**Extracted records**

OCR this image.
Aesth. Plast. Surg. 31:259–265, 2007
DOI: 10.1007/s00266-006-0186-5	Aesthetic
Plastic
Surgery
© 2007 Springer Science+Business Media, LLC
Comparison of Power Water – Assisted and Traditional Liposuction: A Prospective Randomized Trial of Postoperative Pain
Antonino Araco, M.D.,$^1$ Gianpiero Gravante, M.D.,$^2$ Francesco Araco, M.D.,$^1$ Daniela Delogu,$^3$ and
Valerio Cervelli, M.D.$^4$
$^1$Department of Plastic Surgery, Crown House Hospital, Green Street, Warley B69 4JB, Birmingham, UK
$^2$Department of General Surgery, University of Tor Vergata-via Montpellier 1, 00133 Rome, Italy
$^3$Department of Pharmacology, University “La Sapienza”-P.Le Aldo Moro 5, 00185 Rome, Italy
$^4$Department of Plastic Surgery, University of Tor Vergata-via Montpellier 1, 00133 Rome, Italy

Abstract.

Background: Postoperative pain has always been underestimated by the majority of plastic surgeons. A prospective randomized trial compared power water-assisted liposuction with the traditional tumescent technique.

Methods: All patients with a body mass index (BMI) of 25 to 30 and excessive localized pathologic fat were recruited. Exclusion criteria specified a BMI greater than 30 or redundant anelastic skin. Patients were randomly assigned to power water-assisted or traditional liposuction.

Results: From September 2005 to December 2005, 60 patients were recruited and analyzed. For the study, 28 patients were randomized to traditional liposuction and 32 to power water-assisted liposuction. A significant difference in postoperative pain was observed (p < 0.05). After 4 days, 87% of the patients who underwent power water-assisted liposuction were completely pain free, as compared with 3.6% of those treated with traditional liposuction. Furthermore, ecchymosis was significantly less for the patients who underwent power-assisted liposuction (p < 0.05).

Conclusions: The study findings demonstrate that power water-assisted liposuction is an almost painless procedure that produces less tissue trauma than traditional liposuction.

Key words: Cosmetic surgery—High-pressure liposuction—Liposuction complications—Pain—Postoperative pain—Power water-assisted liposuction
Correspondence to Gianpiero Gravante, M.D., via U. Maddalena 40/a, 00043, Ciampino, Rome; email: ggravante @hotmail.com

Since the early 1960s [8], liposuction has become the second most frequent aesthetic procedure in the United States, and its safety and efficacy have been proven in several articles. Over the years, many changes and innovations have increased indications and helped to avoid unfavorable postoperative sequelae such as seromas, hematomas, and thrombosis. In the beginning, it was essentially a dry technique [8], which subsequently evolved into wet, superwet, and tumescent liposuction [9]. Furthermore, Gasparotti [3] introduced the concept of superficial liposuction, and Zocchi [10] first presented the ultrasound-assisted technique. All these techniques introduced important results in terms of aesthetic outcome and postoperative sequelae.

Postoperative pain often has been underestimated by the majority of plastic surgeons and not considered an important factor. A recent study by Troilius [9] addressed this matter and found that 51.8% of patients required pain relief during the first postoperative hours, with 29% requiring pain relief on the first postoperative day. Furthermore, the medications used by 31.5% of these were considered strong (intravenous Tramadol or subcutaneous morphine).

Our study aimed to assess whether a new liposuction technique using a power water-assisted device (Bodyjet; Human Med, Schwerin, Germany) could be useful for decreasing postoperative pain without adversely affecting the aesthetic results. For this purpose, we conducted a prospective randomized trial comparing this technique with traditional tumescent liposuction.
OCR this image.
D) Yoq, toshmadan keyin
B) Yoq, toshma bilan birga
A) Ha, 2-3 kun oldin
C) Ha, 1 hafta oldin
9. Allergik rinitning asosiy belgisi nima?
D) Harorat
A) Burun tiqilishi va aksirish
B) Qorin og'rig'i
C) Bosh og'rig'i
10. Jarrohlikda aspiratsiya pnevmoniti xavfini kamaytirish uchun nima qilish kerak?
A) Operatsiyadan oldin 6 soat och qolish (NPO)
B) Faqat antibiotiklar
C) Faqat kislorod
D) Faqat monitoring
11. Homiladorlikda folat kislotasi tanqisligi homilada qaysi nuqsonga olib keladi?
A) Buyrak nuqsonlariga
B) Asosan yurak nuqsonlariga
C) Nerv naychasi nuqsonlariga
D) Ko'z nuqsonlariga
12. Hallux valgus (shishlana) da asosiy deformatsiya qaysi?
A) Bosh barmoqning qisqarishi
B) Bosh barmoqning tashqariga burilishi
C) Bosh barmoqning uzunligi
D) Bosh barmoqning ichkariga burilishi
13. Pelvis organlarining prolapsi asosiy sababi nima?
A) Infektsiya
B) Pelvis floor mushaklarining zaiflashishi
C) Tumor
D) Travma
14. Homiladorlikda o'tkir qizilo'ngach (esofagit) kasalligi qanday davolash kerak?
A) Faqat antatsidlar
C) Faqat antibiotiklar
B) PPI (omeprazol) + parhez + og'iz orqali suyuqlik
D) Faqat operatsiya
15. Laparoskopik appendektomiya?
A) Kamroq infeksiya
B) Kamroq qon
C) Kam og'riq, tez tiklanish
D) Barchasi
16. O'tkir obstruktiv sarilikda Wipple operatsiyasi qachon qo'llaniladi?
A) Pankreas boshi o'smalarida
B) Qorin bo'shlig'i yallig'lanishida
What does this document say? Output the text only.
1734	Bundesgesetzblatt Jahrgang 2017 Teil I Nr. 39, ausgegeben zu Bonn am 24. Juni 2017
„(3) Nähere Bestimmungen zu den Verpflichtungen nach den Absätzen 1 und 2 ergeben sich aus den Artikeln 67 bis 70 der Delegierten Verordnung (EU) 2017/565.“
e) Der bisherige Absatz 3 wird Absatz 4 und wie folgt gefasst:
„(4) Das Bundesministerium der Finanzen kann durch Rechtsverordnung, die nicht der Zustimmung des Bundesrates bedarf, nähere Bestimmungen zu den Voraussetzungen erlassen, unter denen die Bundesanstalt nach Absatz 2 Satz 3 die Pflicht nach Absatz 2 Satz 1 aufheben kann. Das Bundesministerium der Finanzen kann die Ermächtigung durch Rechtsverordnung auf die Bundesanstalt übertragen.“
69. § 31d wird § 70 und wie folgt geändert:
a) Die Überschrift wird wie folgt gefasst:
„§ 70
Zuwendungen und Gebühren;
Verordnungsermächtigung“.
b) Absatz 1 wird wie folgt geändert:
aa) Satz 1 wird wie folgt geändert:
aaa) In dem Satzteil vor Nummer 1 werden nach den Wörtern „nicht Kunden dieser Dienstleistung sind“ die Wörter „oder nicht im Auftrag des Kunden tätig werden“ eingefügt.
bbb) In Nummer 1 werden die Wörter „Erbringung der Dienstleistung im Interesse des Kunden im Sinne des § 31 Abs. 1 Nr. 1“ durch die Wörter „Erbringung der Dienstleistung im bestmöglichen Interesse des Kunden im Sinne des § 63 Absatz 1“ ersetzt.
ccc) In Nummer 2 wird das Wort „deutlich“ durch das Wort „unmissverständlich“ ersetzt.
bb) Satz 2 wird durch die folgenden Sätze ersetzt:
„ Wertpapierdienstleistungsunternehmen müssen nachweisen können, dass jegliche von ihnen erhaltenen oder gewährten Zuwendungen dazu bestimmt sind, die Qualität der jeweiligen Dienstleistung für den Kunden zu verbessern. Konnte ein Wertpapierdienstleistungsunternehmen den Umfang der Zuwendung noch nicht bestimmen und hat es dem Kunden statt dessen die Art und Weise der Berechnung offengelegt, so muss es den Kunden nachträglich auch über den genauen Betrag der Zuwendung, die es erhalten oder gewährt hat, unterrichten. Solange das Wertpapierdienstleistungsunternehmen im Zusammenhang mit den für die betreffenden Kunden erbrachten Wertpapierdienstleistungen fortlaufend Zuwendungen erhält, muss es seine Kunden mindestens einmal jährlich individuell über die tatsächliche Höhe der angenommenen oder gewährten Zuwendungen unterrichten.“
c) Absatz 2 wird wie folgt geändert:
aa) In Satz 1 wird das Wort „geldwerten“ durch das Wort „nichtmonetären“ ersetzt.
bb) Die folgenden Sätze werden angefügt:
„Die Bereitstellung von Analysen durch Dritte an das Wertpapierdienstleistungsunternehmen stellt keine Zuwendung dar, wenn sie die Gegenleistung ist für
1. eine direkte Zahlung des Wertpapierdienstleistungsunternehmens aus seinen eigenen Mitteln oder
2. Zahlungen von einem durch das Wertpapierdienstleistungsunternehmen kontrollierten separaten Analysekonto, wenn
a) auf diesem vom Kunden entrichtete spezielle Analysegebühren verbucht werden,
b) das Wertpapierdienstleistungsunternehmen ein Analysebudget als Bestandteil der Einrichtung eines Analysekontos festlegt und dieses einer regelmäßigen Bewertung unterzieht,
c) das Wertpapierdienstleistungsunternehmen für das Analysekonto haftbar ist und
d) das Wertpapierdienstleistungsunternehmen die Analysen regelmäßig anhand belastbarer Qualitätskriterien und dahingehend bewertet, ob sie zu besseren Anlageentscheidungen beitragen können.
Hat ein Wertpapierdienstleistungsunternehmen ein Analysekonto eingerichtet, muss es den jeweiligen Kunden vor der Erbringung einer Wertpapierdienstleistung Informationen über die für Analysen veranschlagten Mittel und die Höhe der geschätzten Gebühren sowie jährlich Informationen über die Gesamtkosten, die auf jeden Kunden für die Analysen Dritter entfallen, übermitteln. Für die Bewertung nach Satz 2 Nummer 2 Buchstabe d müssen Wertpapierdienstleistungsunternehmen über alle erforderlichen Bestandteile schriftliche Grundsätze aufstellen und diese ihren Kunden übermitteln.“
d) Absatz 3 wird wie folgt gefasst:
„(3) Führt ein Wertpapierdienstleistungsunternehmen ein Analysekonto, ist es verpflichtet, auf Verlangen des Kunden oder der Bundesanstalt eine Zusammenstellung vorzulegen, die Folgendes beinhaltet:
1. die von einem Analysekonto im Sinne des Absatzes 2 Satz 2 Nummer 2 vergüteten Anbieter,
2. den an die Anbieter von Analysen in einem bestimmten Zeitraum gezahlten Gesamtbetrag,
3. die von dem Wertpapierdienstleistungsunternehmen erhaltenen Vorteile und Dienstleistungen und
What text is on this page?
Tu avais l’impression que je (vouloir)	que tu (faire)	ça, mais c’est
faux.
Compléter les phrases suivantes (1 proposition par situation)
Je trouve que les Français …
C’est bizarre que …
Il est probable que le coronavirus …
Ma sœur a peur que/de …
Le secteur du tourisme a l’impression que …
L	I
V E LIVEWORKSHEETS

**Directions**
Nothing should appear in the answer except the lines from the one with "What text is on this page?" through the final line of the records, written exactly.

**Solution for this task**
What text is on this page?
Tu avais l’impression que je (vouloir)	que tu (faire)	ça, mais c’est
faux.
Compléter les phrases suivantes (1 proposition par situation)
Je trouve que les Français …
C’est bizarre que …
Il est probable que le coronavirus …
Ma sœur a peur que/de …
Le secteur du tourisme a l’impression que …
L	I
V E LIVEWORKSHEETS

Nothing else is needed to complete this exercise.